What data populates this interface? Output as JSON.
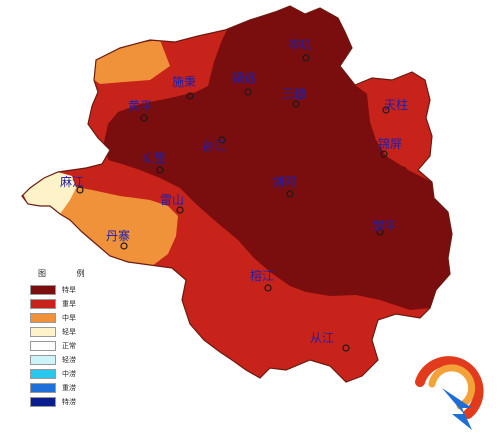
{
  "legend": {
    "title": "图 例",
    "items": [
      {
        "label": "特旱",
        "color": "#7a0d0d"
      },
      {
        "label": "重旱",
        "color": "#c8231a"
      },
      {
        "label": "中旱",
        "color": "#f0923a"
      },
      {
        "label": "轻旱",
        "color": "#fdf2c8"
      },
      {
        "label": "正常",
        "color": "#ffffff"
      },
      {
        "label": "轻涝",
        "color": "#cdf4fb"
      },
      {
        "label": "中涝",
        "color": "#28c8ee"
      },
      {
        "label": "重涝",
        "color": "#1f6fd8"
      },
      {
        "label": "特涝",
        "color": "#0a1d8c"
      }
    ]
  },
  "cities": [
    {
      "name": "岑巩",
      "key": "cengong"
    },
    {
      "name": "施秉",
      "key": "shibing"
    },
    {
      "name": "镇远",
      "key": "zhenyuan"
    },
    {
      "name": "三穗",
      "key": "sansui"
    },
    {
      "name": "黄平",
      "key": "huangping"
    },
    {
      "name": "天柱",
      "key": "tianzhu"
    },
    {
      "name": "台江",
      "key": "taijiang"
    },
    {
      "name": "锦屏",
      "key": "jinping"
    },
    {
      "name": "凯里",
      "key": "kaili"
    },
    {
      "name": "麻江",
      "key": "majiang"
    },
    {
      "name": "雷山",
      "key": "leishan"
    },
    {
      "name": "剑河",
      "key": "jianhe"
    },
    {
      "name": "丹寨",
      "key": "danzhai"
    },
    {
      "name": "黎平",
      "key": "liping"
    },
    {
      "name": "榕江",
      "key": "rongjiang"
    },
    {
      "name": "从江",
      "key": "congjiang"
    }
  ]
}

+===+

• _Exercise goal_
From the data above, work out how many lines contain the string "color" and reply with only the number.

• _Answer to the problem_
9